Could you continue the review of the Sparks album Mad! below, picking up right after its final sentence?

GIVEN TEXT
* begin *

Those regular readers of my blog will know I'm a lifelong fan of Sparks. Sparks over the last two decades have been on a pretty consistent run of excellent and innovative albums since Lil' Beethoven in 2002. One would expect that at least there'd be the occasional duffer. So I approached this their 28th album with a certain amount of trepidation. Well, some of Mad! feels a bit substandard, but not all of it,. For me it comes down to the variable quality of the song writing. With not enough of the ironic wit and pizzazz from Ron on show. The worst tracks on this album are strangely when they conform too closely to their own cliches.
Their album before this The Girl Is Crying In Her Latte from 2023, was such a consistently good album, with hardly a bad track on it. So one wonders what creative shift they were aiming for here and slightly missed.
Some of Mad! demonstrates how one songwriters strengths can easily slip into being their most glaring faults. Ron Mael has always had the ability to turn the simplest line of lyric into an urgent musical exploration of a songs theme, by the often manic use of repetition. This goes back, at least as far as My Baby's Taking Me Home off Lil Beethoven. He uses this minimalist technique to great effect on what turns out to be Mad!'s best and opening track - Do Things My Own Way - and later on on the delightful A Long Red Light.. But then it is used to some degree on almost every track here. So you get Drowned In A Sea Of Tears, or Jan Sport Backpack which just end up being really irritating. A person wearing a Jan Sport Backpack keeps walking away, is lyrically and musically dull as ditch water. Bereft of any sense of irony or the tongue in cheek witticisms that might elevate this into something truly special. On previous albums, just listen to Lawnmower or Escalator to see at their best what they can do with an equally simple scenario. Jan Sport Backpack, is severely lacking in that sort of quality.

* end *

ITEMS
* begin *

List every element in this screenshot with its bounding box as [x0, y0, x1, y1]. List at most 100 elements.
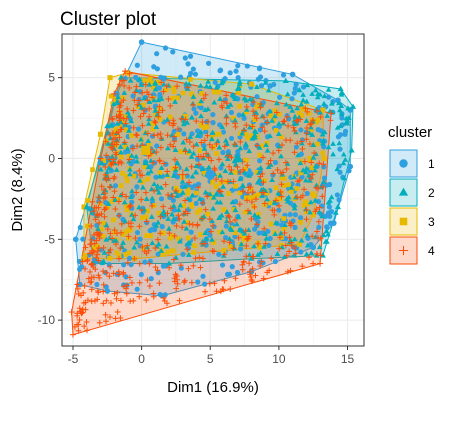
point-cluster-2	[192, 169, 199, 175]
point-cluster-3	[113, 126, 119, 132]
point-cluster-4	[205, 118, 211, 125]
point-cluster-4	[199, 200, 206, 206]
point-cluster-4	[209, 222, 216, 229]
point-cluster-3	[197, 207, 203, 213]
point-cluster-4	[315, 218, 322, 225]
point-cluster-4	[72, 324, 78, 330]
point-cluster-4	[280, 118, 287, 125]
point-cluster-4	[115, 271, 122, 278]
point-cluster-4	[156, 157, 163, 164]
point-cluster-2	[340, 151, 347, 157]
point-cluster-2	[154, 183, 161, 189]
point-cluster-4	[105, 175, 112, 182]
point-cluster-3	[302, 199, 308, 204]
point-cluster-2	[145, 164, 152, 170]
point-cluster-2	[96, 193, 103, 199]
point-cluster-1	[283, 236, 289, 242]
point-cluster-3	[214, 151, 219, 156]
point-cluster-4	[125, 259, 131, 266]
point-cluster-4	[257, 173, 264, 180]
point-cluster-1	[304, 190, 310, 197]
point-cluster-4	[311, 150, 318, 156]
point-cluster-1	[229, 264, 235, 270]
point-cluster-4	[234, 164, 241, 170]
point-cluster-4	[169, 193, 176, 200]
point-cluster-3	[92, 245, 97, 251]
point-cluster-4	[319, 184, 326, 190]
point-cluster-1	[236, 112, 242, 118]
point-cluster-2	[103, 236, 110, 242]
point-cluster-2	[186, 148, 193, 154]
point-cluster-4	[266, 267, 273, 274]
point-cluster-1	[298, 127, 304, 133]
point-cluster-3	[248, 81, 254, 87]
point-cluster-4	[95, 257, 102, 264]
legend-marker	[399, 217, 408, 226]
point-cluster-3	[301, 202, 307, 208]
point-cluster-4	[103, 152, 110, 159]
point-cluster-4	[82, 299, 89, 306]
point-cluster-4	[307, 121, 313, 128]
point-cluster-1	[267, 235, 273, 242]
point-cluster-1	[300, 84, 307, 90]
point-cluster-2	[315, 91, 321, 97]
point-cluster-4	[105, 249, 112, 256]
point-cluster-4	[144, 277, 151, 283]
point-cluster-2	[128, 118, 135, 124]
point-cluster-4	[110, 194, 117, 201]
point-cluster-4	[208, 228, 215, 235]
point-cluster-4	[121, 82, 127, 89]
point-cluster-3	[271, 117, 276, 123]
point-cluster-1	[178, 74, 184, 80]
point-cluster-4	[132, 212, 139, 219]
point-cluster-2	[303, 98, 310, 104]
point-cluster-4	[109, 141, 116, 147]
point-cluster-3	[307, 156, 312, 161]
point-cluster-2	[187, 133, 194, 139]
point-cluster-2	[239, 182, 246, 188]
point-cluster-3	[301, 106, 307, 112]
point-cluster-2	[232, 207, 239, 213]
point-cluster-2	[203, 83, 210, 89]
legend-marker	[399, 159, 408, 168]
point-cluster-3	[125, 70, 131, 76]
point-cluster-2	[297, 160, 304, 166]
point-cluster-4	[299, 263, 306, 270]
point-cluster-4	[81, 283, 88, 289]
point-cluster-4	[224, 100, 230, 107]
point-cluster-4	[88, 237, 95, 243]
point-cluster-4	[213, 176, 219, 183]
point-cluster-1	[324, 224, 330, 230]
point-cluster-4	[101, 206, 108, 213]
point-cluster-4	[273, 109, 280, 116]
point-cluster-3	[114, 250, 120, 256]
point-cluster-4	[316, 160, 323, 167]
point-cluster-4	[187, 139, 193, 145]
point-cluster-4	[285, 268, 291, 275]
point-cluster-4	[109, 235, 115, 242]
point-cluster-1	[123, 274, 129, 280]
point-cluster-2	[200, 166, 206, 172]
legend-title: cluster	[388, 124, 432, 141]
point-cluster-4	[117, 111, 124, 118]
point-cluster-2	[118, 149, 124, 155]
point-cluster-2	[349, 103, 357, 109]
point-cluster-4	[239, 188, 246, 195]
point-cluster-3	[123, 144, 128, 150]
point-cluster-3	[178, 149, 184, 154]
point-cluster-1	[241, 115, 247, 121]
point-cluster-2	[263, 142, 269, 148]
point-cluster-3	[160, 252, 166, 257]
point-cluster-2	[323, 228, 330, 234]
point-cluster-3	[81, 256, 87, 262]
point-cluster-3	[126, 228, 131, 233]
point-cluster-2	[172, 98, 178, 104]
point-cluster-4	[106, 183, 113, 190]
point-cluster-4	[276, 245, 283, 252]
point-cluster-4	[199, 119, 206, 125]
point-cluster-2	[243, 142, 249, 148]
point-cluster-2	[241, 169, 248, 175]
point-cluster-2	[197, 82, 204, 88]
point-cluster-2	[312, 167, 318, 173]
point-cluster-4	[223, 115, 230, 121]
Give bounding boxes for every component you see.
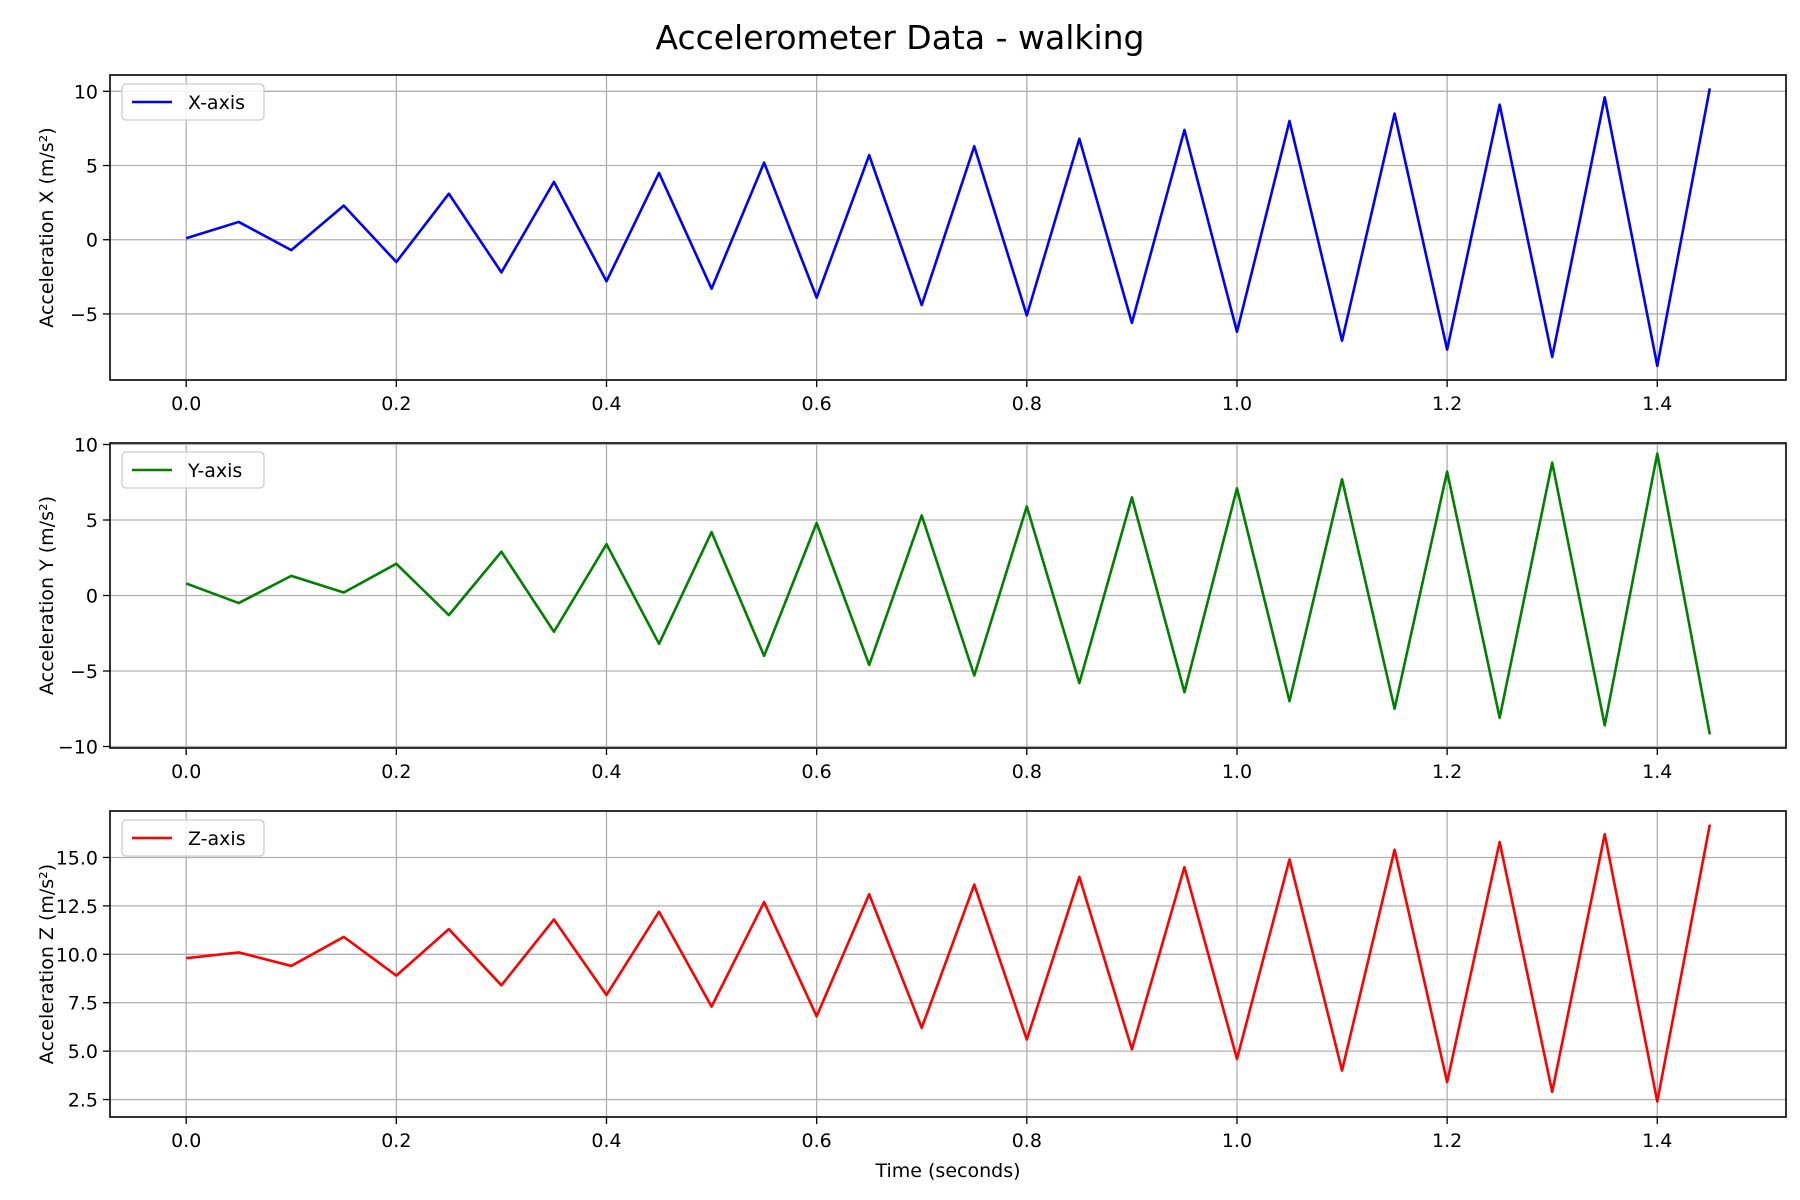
x-tick-label: 1.0 [1222, 393, 1252, 415]
y-tick-label: 0 [86, 586, 98, 608]
x-tick-label: 1.0 [1222, 1130, 1252, 1152]
x-tick-label: 0.6 [802, 1130, 832, 1152]
x-tick-label: 0.4 [591, 393, 621, 415]
panel-x: 0.0 0.2 0.4 0.6 0.8 1.0 1.2 1.4 −5 0 5 10 Accelerati… [36, 74, 1787, 415]
x-tick-label: 0.0 [171, 393, 201, 415]
series-line-y [185, 452, 1712, 735]
y-axis-label-x: Acceleration X (m/s²) [36, 127, 58, 327]
x-tick-label: 0.0 [171, 1130, 201, 1152]
y-tick-label: 5 [86, 510, 98, 532]
x-tick-label: 0.6 [802, 761, 832, 783]
legend-box [121, 83, 265, 121]
y-tick-label: −10 [58, 736, 98, 758]
x-tick-label: 1.0 [1222, 761, 1252, 783]
panel-y: 0.0 0.2 0.4 0.6 0.8 1.0 1.2 1.4 −10 −5 0 5 10 Acceler… [36, 435, 1787, 783]
y-tick-label: 2.5 [68, 1090, 98, 1112]
legend-z: Z-axis [121, 819, 265, 857]
x-tick-label: 1.2 [1432, 393, 1462, 415]
x-tick-label: 1.4 [1642, 1130, 1672, 1152]
x-tick-label: 0.8 [1012, 393, 1042, 415]
series-line-z [186, 824, 1712, 1103]
x-tick-label: 0.4 [591, 1130, 621, 1152]
axes-frame-z [109, 810, 1787, 1118]
x-tick-label: 0.8 [1012, 1130, 1042, 1152]
y-tick-label: 10 [74, 435, 98, 457]
x-tick-label: 0.2 [381, 393, 411, 415]
x-tick-label: 0.0 [171, 761, 201, 783]
y-tick-label: −5 [70, 304, 98, 326]
legend-label: Y-axis [187, 460, 242, 482]
x-tick-label: 0.4 [591, 761, 621, 783]
y-tick-label: 10.0 [56, 944, 98, 966]
y-axis-label-z: Acceleration Z (m/s²) [36, 864, 58, 1064]
panel-z: 0.0 0.2 0.4 0.6 0.8 1.0 1.2 1.4 2.5 5.0 7.5 10.0 12.… [36, 810, 1787, 1182]
legend-box [121, 819, 265, 857]
y-tick-label: 12.5 [56, 896, 98, 918]
y-tick-label: 0 [86, 230, 98, 252]
y-tick-label: −5 [70, 661, 98, 683]
legend-x: X-axis [121, 83, 265, 121]
x-tick-label: 0.2 [381, 761, 411, 783]
y-tick-label: 10 [74, 81, 98, 103]
x-tick-label: 1.2 [1432, 1130, 1462, 1152]
y-axis-label-y: Acceleration Y (m/s²) [36, 496, 58, 695]
y-tick-label: 5 [86, 156, 98, 178]
x-tick-label: 1.4 [1642, 393, 1672, 415]
series-line-x [185, 88, 1712, 368]
axes-frame-x [109, 74, 1787, 381]
legend-label: X-axis [188, 92, 245, 114]
x-tick-label: 0.2 [381, 1130, 411, 1152]
x-tick-label: 1.2 [1432, 761, 1462, 783]
figure-title: Accelerometer Data - walking [655, 18, 1145, 57]
y-tick-label: 15.0 [56, 847, 98, 869]
x-tick-label: 0.6 [802, 393, 832, 415]
y-tick-label: 5.0 [68, 1041, 98, 1063]
legend-box [121, 451, 265, 489]
x-axis-label: Time (seconds) [874, 1160, 1020, 1182]
y-tick-label: 7.5 [68, 993, 98, 1015]
legend-label: Z-axis [188, 828, 246, 850]
legend-y: Y-axis [121, 451, 265, 489]
x-tick-label: 0.8 [1012, 761, 1042, 783]
x-tick-label: 1.4 [1642, 761, 1672, 783]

* end *

RESPONSE TO THIS TASK
They appear to have, temporarily we hope, lost their usual firm grasp and astute ear for social and cultural phenomena to wittily lampoon. Its also the slim beer of its musical innovation too. This album feels, in comparison to their recent oeuvre, a tad complacent. So much of the art pop arena that they've single-handedly carved out for themselves, has thrived on the interplay between the gently acerbic nature of their lyrics and the musical risks that they've been prepared to take. They appear to have chosen to pare back the degree of adventurousness. At times it just ends up producing a blandly anodine song like - Lord Have Mercy. This has all the annoying 'wave your hands in the air' quality's of a Cliff Richard Christmas No 1. And no, this is not written ironically!
Running Up A Tab At The Hotel For The Fab is a great song title. I suspect Ron came up with that title first and then had to write around it. It ought to be a wonderful satirical send up of celebrity culture. Though undoubtedly a catchy song, it relies yet again on a lot of repetition of that title over a Dwayne Eddy style guitar riff. Once upon a time this would have been a tighter, much more sharply written song lyrically. It gets by purely on the mood it conjures up, which is still great with a capital G.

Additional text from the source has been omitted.